> **Aim of the exercise**
Images must not appear in your copy; reproduce every other part of the records exactly.

> **Recorded information**
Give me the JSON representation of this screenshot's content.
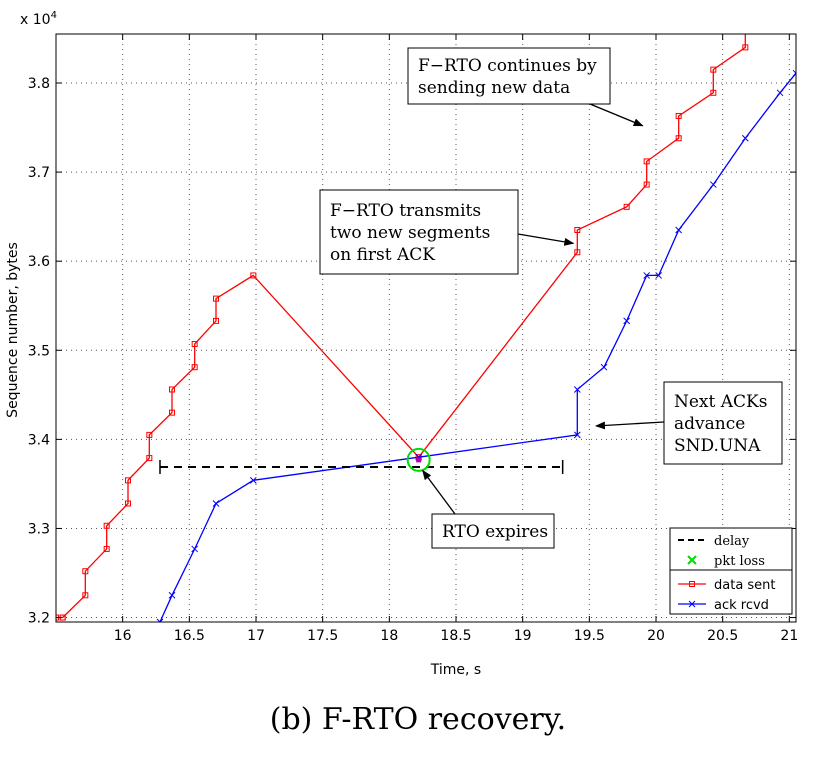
{
  "caption": "(b) F-RTO recovery.",
  "chart_data": {
    "type": "line",
    "xlabel": "Time, s",
    "ylabel": "Sequence number, bytes",
    "multiplier_label": "x 10",
    "multiplier_exp": "4",
    "xlim": [
      15.5,
      21.05
    ],
    "ylim": [
      31950,
      38550
    ],
    "x_ticks": [
      16,
      16.5,
      17,
      17.5,
      18,
      18.5,
      19,
      19.5,
      20,
      20.5,
      21
    ],
    "x_tick_labels": [
      "16",
      "16.5",
      "17",
      "17.5",
      "18",
      "18.5",
      "19",
      "19.5",
      "20",
      "20.5",
      "21"
    ],
    "y_ticks": [
      32000,
      33000,
      34000,
      35000,
      36000,
      37000,
      38000
    ],
    "y_tick_labels": [
      "3.2",
      "3.3",
      "3.4",
      "3.5",
      "3.6",
      "3.7",
      "3.8"
    ],
    "grid": true,
    "legend_position": "bottom-right",
    "series": [
      {
        "name": "data sent",
        "color": "#ff0000",
        "marker": "square",
        "points": [
          [
            15.5,
            32000
          ],
          [
            15.55,
            32000
          ],
          [
            15.55,
            32000
          ],
          [
            15.72,
            32250
          ],
          [
            15.72,
            32520
          ],
          [
            15.88,
            32770
          ],
          [
            15.88,
            33030
          ],
          [
            16.04,
            33280
          ],
          [
            16.04,
            33540
          ],
          [
            16.2,
            33790
          ],
          [
            16.2,
            34050
          ],
          [
            16.37,
            34300
          ],
          [
            16.37,
            34560
          ],
          [
            16.54,
            34810
          ],
          [
            16.54,
            35070
          ],
          [
            16.7,
            35330
          ],
          [
            16.7,
            35580
          ],
          [
            16.98,
            35840
          ],
          [
            18.22,
            33800
          ],
          [
            19.41,
            36100
          ],
          [
            19.41,
            36350
          ],
          [
            19.78,
            36610
          ],
          [
            19.93,
            36860
          ],
          [
            19.93,
            37120
          ],
          [
            20.17,
            37380
          ],
          [
            20.17,
            37630
          ],
          [
            20.43,
            37890
          ],
          [
            20.43,
            38150
          ],
          [
            20.67,
            38400
          ],
          [
            20.67,
            38600
          ]
        ]
      },
      {
        "name": "ack rcvd",
        "color": "#0000ff",
        "marker": "x",
        "points": [
          [
            16.28,
            31950
          ],
          [
            16.37,
            32250
          ],
          [
            16.54,
            32770
          ],
          [
            16.7,
            33280
          ],
          [
            16.98,
            33540
          ],
          [
            18.22,
            33800
          ],
          [
            19.41,
            34050
          ],
          [
            19.41,
            34560
          ],
          [
            19.61,
            34810
          ],
          [
            19.78,
            35330
          ],
          [
            19.93,
            35840
          ],
          [
            20.02,
            35840
          ],
          [
            20.17,
            36350
          ],
          [
            20.43,
            36860
          ],
          [
            20.67,
            37380
          ],
          [
            20.93,
            37890
          ],
          [
            21.05,
            38110
          ]
        ]
      }
    ],
    "delay": {
      "x_start": 16.28,
      "x_end": 19.3,
      "y": 33690
    },
    "pkt_loss": {
      "x": 18.22,
      "y": 33770,
      "color": "#00dd00"
    },
    "legend": [
      {
        "key": "delay",
        "label": "delay",
        "style": "dashed",
        "color": "#000000"
      },
      {
        "key": "pkt_loss",
        "label": "pkt loss",
        "style": "x",
        "color": "#00dd00"
      },
      {
        "key": "data_sent",
        "label": "data sent",
        "style": "line-square",
        "color": "#ff0000"
      },
      {
        "key": "ack_rcvd",
        "label": "ack rcvd",
        "style": "line-x",
        "color": "#0000ff"
      }
    ],
    "annotations": [
      {
        "key": "continues",
        "lines": [
          "F−RTO continues by",
          "sending new data"
        ],
        "target": [
          19.9,
          37520
        ]
      },
      {
        "key": "transmits",
        "lines": [
          "F−RTO transmits",
          "two new segments",
          "on first ACK"
        ],
        "target": [
          19.38,
          36200
        ]
      },
      {
        "key": "next_acks",
        "lines": [
          "Next ACKs",
          "advance",
          "SND.UNA"
        ],
        "target": [
          19.55,
          34150
        ]
      },
      {
        "key": "rto_expires",
        "lines": [
          "RTO expires"
        ],
        "target": [
          18.25,
          33650
        ]
      }
    ]
  }
}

> **Written response**
Give me the JSON representation of this screenshot's content.
{
  "caption": "(b) F-RTO recovery.",
  "chart_data": {
    "type": "line",
    "xlabel": "Time, s",
    "ylabel": "Sequence number, bytes",
    "multiplier_label": "x 10",
    "multiplier_exp": "4",
    "xlim": [
      15.5,
      21.05
    ],
    "ylim": [
      31950,
      38550
    ],
    "x_ticks": [
      16,
      16.5,
      17,
      17.5,
      18,
      18.5,
      19,
      19.5,
      20,
      20.5,
      21
    ],
    "x_tick_labels": [
      "16",
      "16.5",
      "17",
      "17.5",
      "18",
      "18.5",
      "19",
      "19.5",
      "20",
      "20.5",
      "21"
    ],
    "y_ticks": [
      32000,
      33000,
      34000,
      35000,
      36000,
      37000,
      38000
    ],
    "y_tick_labels": [
      "3.2",
      "3.3",
      "3.4",
      "3.5",
      "3.6",
      "3.7",
      "3.8"
    ],
    "grid": true,
    "legend_position": "bottom-right",
    "series": [
      {
        "name": "data sent",
        "color": "#ff0000",
        "marker": "square",
        "points": [
          [
            15.5,
            32000
          ],
          [
            15.55,
            32000
          ],
          [
            15.55,
            32000
          ],
          [
            15.72,
            32250
          ],
          [
            15.72,
            32520
          ],
          [
            15.88,
            32770
          ],
          [
            15.88,
            33030
          ],
          [
            16.04,
            33280
          ],
          [
            16.04,
            33540
          ],
          [
            16.2,
            33790
          ],
          [
            16.2,
            34050
          ],
          [
            16.37,
            34300
          ],
          [
            16.37,
            34560
          ],
          [
            16.54,
            34810
          ],
          [
            16.54,
            35070
          ],
          [
            16.7,
            35330
          ],
          [
            16.7,
            35580
          ],
          [
            16.98,
            35840
          ],
          [
            18.22,
            33800
          ],
          [
            19.41,
            36100
          ],
          [
            19.41,
            36350
          ],
          [
            19.78,
            36610
          ],
          [
            19.93,
            36860
          ],
          [
            19.93,
            37120
          ],
          [
            20.17,
            37380
          ],
          [
            20.17,
            37630
          ],
          [
            20.43,
            37890
          ],
          [
            20.43,
            38150
          ],
          [
            20.67,
            38400
          ],
          [
            20.67,
            38600
          ]
        ]
      },
      {
        "name": "ack rcvd",
        "color": "#0000ff",
        "marker": "x",
        "points": [
          [
            16.28,
            31950
          ],
          [
            16.37,
            32250
          ],
          [
            16.54,
            32770
          ],
          [
            16.7,
            33280
          ],
          [
            16.98,
            33540
          ],
          [
            18.22,
            33800
          ],
          [
            19.41,
            34050
          ],
          [
            19.41,
            34560
          ],
          [
            19.61,
            34810
          ],
          [
            19.78,
            35330
          ],
          [
            19.93,
            35840
          ],
          [
            20.02,
            35840
          ],
          [
            20.17,
            36350
          ],
          [
            20.43,
            36860
          ],
          [
            20.67,
            37380
          ],
          [
            20.93,
            37890
          ],
          [
            21.05,
            38110
          ]
        ]
      }
    ],
    "delay": {
      "x_start": 16.28,
      "x_end": 19.3,
      "y": 33690
    },
    "pkt_loss": {
      "x": 18.22,
      "y": 33770,
      "color": "#00dd00"
    },
    "legend": [
      {
        "key": "delay",
        "label": "delay",
        "style": "dashed",
        "color": "#000000"
      },
      {
        "key": "pkt_loss",
        "label": "pkt loss",
        "style": "x",
        "color": "#00dd00"
      },
      {
        "key": "data_sent",
        "label": "data sent",
        "style": "line-square",
        "color": "#ff0000"
      },
      {
        "key": "ack_rcvd",
        "label": "ack rcvd",
        "style": "line-x",
        "color": "#0000ff"
      }
    ],
    "annotations": [
      {
        "key": "continues",
        "lines": [
          "F−RTO continues by",
          "sending new data"
        ],
        "target": [
          19.9,
          37520
        ]
      },
      {
        "key": "transmits",
        "lines": [
          "F−RTO transmits",
          "two new segments",
          "on first ACK"
        ],
        "target": [
          19.38,
          36200
        ]
      },
      {
        "key": "next_acks",
        "lines": [
          "Next ACKs",
          "advance",
          "SND.UNA"
        ],
        "target": [
          19.55,
          34150
        ]
      },
      {
        "key": "rto_expires",
        "lines": [
          "RTO expires"
        ],
        "target": [
          18.25,
          33650
        ]
      }
    ]
  }
}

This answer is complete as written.